■ **Your objective**: Comb through the entries for "daily" and pull out each line that holds it.

========

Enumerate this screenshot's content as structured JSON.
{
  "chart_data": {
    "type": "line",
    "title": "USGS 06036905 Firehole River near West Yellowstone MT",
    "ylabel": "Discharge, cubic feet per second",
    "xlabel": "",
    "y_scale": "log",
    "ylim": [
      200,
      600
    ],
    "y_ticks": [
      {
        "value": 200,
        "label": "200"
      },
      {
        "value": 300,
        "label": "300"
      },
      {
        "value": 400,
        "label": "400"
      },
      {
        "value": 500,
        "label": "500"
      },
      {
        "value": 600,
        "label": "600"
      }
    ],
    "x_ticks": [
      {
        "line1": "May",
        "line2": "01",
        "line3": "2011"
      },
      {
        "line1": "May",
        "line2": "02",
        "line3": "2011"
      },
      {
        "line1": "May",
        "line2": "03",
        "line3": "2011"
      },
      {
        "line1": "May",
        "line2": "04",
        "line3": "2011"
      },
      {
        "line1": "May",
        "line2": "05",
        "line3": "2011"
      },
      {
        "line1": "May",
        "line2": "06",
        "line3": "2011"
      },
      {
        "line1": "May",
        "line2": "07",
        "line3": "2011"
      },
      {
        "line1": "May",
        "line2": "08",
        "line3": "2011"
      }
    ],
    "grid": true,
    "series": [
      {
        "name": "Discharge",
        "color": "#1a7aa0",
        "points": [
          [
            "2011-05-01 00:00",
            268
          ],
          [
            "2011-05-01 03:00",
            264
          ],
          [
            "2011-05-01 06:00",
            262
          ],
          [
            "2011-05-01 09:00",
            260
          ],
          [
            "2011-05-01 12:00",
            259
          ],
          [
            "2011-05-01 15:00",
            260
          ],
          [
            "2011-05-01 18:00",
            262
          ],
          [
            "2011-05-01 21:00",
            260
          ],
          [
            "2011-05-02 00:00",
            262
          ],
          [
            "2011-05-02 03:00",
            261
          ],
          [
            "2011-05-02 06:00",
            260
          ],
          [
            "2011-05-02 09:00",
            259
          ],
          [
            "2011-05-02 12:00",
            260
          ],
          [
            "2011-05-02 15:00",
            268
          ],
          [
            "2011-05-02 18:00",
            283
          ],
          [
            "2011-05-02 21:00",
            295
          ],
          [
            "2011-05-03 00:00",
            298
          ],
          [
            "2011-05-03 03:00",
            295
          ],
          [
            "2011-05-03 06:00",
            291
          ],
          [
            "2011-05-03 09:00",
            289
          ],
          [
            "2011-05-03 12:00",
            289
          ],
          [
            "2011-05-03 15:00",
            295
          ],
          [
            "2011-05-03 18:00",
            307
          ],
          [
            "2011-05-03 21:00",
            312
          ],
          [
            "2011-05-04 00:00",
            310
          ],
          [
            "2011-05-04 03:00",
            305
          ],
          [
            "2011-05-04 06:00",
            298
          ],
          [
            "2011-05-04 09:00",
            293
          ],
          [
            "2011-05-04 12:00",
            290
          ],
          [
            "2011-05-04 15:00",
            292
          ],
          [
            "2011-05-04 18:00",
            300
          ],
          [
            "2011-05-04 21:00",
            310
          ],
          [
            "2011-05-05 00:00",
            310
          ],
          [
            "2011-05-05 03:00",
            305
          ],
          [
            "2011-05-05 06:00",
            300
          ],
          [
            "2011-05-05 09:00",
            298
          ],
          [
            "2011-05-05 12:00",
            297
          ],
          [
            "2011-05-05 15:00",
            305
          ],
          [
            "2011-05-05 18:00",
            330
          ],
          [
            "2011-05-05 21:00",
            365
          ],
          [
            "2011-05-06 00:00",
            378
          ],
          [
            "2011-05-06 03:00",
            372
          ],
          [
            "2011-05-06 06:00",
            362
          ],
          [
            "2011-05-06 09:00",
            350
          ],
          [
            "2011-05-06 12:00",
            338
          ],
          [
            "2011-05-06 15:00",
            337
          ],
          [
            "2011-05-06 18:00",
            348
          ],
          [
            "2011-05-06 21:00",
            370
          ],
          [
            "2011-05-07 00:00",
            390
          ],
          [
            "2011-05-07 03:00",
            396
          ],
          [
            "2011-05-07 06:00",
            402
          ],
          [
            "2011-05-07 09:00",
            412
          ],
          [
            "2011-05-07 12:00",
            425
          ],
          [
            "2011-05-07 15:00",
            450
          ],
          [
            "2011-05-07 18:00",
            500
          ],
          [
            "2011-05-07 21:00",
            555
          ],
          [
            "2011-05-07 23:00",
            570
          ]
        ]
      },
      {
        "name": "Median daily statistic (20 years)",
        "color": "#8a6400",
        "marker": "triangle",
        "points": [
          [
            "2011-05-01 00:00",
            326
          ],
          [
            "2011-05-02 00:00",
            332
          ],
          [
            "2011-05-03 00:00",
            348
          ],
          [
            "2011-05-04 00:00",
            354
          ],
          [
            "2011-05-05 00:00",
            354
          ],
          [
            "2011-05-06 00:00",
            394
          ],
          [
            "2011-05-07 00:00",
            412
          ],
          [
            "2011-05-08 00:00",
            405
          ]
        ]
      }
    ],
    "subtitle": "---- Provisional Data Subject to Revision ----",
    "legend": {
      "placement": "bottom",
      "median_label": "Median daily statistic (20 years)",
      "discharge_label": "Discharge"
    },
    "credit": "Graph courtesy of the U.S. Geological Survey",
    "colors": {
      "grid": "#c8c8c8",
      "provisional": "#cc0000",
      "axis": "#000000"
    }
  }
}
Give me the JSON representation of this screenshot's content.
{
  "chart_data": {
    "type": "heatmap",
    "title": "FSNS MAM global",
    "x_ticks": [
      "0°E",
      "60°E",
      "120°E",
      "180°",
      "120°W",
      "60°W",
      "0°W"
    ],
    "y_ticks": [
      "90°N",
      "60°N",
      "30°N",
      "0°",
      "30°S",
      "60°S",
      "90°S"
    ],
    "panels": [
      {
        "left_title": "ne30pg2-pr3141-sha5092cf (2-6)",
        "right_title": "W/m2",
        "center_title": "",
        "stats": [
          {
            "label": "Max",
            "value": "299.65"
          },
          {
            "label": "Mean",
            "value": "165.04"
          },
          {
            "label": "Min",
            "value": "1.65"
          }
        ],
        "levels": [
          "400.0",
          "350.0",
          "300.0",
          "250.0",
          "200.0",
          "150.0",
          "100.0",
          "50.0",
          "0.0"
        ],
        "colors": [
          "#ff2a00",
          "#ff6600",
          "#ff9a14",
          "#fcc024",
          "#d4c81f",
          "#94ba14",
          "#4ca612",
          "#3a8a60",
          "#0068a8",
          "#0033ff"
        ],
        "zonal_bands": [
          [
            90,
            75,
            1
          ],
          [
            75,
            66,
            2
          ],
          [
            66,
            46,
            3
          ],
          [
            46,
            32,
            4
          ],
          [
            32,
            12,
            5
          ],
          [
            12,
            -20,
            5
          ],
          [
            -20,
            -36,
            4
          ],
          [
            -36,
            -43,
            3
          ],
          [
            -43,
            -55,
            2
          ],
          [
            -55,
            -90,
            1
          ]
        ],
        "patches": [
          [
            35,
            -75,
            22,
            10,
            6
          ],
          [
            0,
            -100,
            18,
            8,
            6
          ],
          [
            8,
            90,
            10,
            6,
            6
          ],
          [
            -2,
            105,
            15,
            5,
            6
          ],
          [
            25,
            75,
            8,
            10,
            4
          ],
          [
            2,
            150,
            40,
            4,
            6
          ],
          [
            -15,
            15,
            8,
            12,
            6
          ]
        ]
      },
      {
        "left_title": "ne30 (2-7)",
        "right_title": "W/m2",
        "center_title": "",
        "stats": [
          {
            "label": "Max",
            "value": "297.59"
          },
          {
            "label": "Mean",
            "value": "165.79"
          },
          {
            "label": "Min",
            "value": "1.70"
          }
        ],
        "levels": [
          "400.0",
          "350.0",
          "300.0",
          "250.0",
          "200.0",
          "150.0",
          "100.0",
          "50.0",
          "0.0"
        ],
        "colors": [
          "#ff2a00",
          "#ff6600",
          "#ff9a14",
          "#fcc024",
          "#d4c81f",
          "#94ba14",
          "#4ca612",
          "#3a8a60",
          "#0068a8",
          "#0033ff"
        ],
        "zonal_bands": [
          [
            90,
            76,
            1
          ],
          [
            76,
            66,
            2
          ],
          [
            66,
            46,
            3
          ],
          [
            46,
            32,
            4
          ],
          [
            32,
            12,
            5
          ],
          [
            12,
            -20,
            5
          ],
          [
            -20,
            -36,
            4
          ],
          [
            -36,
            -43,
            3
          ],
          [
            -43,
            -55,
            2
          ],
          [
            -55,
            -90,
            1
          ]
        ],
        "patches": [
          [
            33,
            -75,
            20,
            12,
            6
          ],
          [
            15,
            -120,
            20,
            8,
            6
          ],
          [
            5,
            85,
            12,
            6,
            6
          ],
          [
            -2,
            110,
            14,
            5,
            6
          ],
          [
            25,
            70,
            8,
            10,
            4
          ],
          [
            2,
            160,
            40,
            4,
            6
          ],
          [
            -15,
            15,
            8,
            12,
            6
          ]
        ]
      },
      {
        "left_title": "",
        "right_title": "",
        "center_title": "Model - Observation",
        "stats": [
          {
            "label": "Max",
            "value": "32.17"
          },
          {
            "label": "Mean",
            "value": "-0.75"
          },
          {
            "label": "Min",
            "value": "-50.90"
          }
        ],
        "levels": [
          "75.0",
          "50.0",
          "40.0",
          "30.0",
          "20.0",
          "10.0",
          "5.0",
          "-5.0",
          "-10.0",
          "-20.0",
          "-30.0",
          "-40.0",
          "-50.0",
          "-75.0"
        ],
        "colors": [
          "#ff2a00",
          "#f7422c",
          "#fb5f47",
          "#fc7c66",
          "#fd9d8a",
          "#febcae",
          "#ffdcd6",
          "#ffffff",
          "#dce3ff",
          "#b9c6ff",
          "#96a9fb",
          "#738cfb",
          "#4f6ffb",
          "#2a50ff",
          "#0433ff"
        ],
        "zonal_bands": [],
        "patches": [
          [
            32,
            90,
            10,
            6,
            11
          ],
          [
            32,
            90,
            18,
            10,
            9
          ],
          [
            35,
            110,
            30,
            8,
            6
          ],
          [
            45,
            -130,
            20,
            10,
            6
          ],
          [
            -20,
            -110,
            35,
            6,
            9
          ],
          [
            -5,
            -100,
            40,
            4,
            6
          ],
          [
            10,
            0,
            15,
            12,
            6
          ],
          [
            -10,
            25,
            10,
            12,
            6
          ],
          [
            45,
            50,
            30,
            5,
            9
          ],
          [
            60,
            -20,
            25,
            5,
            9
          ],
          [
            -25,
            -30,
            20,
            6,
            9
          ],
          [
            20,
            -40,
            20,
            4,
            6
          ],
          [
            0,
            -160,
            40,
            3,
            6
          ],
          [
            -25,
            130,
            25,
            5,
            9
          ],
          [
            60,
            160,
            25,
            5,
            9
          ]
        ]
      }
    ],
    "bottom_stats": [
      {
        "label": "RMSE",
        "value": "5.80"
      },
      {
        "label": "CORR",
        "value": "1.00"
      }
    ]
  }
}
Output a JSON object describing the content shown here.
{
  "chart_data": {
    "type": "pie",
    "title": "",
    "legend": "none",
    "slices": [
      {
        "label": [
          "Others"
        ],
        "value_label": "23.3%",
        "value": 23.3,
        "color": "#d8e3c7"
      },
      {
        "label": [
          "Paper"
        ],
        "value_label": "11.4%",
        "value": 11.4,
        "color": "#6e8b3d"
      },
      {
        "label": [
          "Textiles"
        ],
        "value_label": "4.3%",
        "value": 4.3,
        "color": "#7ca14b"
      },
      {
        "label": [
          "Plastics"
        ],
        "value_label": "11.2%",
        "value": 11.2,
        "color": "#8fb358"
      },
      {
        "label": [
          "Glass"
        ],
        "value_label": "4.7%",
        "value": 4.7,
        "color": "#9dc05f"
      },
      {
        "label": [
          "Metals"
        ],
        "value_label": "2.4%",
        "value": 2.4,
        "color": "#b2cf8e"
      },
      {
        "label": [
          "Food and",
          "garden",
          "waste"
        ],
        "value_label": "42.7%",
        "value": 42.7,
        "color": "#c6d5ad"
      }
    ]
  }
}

========

■ **Written solution**:
        "name": "Median daily statistic (20 years)",
      "median_label": "Median daily statistic (20 years)",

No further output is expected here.